• Short task:
Search the data for the word "November" and copy every line where it occurs.
══ Supplied material ══
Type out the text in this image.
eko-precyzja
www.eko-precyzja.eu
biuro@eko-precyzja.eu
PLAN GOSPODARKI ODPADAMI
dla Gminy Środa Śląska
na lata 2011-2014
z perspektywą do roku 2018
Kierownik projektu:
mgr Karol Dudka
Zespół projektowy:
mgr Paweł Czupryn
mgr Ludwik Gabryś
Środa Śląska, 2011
═══
══ Supplied material ══
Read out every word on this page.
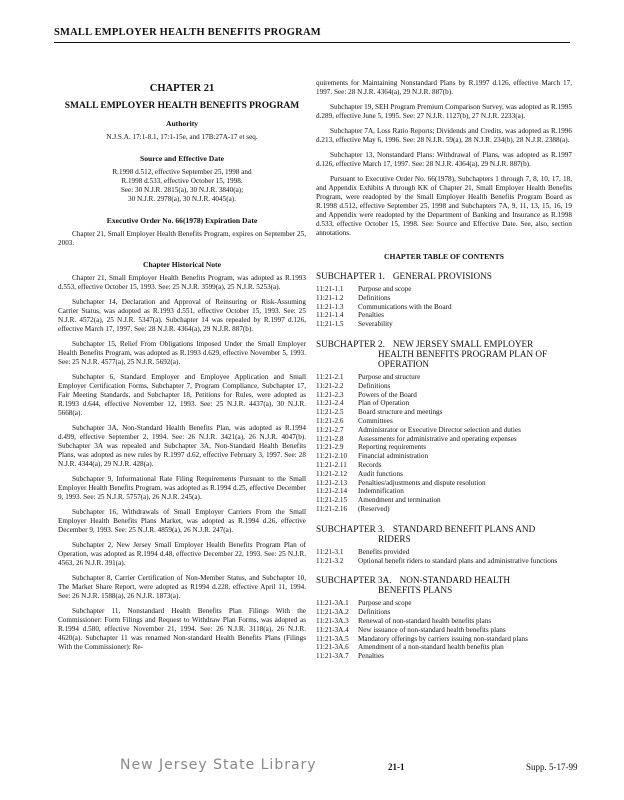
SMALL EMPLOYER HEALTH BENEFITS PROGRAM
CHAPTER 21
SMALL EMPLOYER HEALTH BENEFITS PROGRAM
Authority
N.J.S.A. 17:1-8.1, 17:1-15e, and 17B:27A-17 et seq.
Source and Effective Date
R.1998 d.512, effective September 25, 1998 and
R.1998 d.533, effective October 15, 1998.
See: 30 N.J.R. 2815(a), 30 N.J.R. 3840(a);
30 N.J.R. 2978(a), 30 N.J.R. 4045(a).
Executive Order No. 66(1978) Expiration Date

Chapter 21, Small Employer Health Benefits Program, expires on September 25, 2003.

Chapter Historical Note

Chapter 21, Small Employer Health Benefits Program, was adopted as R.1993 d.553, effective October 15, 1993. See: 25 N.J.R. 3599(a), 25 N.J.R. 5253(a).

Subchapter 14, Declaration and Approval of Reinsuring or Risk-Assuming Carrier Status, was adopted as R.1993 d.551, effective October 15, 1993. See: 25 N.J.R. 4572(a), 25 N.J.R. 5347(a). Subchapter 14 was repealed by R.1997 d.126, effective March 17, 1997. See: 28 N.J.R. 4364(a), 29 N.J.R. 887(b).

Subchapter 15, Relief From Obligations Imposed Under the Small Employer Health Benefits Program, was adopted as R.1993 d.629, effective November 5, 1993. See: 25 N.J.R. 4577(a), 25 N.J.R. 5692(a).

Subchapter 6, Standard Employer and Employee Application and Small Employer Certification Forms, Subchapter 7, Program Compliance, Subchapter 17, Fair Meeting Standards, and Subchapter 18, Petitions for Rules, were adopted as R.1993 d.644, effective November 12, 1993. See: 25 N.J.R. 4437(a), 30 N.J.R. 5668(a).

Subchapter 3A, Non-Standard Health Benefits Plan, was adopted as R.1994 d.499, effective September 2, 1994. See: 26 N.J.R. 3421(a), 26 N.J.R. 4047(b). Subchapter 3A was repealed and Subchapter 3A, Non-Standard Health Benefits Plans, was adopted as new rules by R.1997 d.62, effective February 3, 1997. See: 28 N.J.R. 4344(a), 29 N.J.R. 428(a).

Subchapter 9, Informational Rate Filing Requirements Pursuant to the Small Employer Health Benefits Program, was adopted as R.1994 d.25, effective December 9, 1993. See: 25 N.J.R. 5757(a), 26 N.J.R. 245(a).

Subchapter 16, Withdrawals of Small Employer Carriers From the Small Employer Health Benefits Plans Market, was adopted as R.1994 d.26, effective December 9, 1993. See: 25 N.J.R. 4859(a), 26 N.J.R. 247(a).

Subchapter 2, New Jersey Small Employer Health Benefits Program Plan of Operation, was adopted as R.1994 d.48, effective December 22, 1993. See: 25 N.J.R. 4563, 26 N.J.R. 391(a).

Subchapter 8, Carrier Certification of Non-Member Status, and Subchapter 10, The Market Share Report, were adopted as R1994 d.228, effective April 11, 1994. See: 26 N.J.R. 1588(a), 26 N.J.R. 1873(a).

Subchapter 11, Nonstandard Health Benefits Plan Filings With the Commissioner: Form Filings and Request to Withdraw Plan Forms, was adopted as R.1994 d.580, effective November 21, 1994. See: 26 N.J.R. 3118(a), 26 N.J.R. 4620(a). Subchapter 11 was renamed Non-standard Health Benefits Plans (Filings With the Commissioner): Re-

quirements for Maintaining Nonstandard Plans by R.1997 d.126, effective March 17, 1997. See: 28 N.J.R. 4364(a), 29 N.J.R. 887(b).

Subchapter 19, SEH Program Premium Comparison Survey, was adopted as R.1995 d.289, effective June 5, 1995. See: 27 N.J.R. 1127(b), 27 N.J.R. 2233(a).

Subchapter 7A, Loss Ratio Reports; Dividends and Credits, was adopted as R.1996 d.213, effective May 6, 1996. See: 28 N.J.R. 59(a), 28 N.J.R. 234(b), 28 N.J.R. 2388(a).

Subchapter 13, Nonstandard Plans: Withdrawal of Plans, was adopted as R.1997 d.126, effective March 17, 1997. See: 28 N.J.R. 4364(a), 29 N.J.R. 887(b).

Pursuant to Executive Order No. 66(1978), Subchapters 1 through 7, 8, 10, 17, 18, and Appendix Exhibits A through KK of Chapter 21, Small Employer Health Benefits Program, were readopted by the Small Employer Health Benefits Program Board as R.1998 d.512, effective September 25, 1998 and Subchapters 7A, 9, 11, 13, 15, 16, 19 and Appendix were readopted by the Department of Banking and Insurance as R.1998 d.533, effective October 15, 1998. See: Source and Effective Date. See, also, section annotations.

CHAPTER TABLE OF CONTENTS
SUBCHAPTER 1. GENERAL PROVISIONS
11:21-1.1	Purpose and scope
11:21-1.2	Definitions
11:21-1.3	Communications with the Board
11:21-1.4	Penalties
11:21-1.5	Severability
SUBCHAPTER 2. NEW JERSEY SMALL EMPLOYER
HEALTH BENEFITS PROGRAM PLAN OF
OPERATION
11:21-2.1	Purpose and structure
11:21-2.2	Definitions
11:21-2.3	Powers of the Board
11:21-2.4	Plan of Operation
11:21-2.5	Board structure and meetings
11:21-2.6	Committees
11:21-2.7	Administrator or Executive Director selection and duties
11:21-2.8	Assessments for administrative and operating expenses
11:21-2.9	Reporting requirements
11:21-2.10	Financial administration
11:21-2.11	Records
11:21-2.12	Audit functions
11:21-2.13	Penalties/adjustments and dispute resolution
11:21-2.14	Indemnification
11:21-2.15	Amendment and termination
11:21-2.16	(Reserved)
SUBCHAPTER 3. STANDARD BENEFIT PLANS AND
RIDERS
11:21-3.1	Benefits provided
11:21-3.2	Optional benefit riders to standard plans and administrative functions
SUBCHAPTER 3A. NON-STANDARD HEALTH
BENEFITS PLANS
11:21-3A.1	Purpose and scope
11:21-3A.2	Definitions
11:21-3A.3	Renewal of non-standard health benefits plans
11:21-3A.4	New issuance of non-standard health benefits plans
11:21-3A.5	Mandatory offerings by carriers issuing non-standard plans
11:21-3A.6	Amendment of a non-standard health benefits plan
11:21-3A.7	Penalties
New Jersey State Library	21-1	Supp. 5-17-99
═══
• Task output:
Subchapter 15, Relief From Obligations Imposed Under the Small Employer Health Benefits Program, was adopted as R.1993 d.629, effective November 5, 1993. See: 25 N.J.R. 4577(a), 25 N.J.R. 5692(a).
Subchapter 6, Standard Employer and Employee Application and Small Employer Certification Forms, Subchapter 7, Program Compliance, Subchapter 17, Fair Meeting Standards, and Subchapter 18, Petitions for Rules, were adopted as R.1993 d.644, effective November 12, 1993. See: 25 N.J.R. 4437(a), 30 N.J.R. 5668(a).
Subchapter 11, Nonstandard Health Benefits Plan Filings With the Commissioner: Form Filings and Request to Withdraw Plan Forms, was adopted as R.1994 d.580, effective November 21, 1994. See: 26 N.J.R. 3118(a), 26 N.J.R. 4620(a). Subchapter 11 was renamed Non-standard Health Benefits Plans (Filings With the Commissioner): Re-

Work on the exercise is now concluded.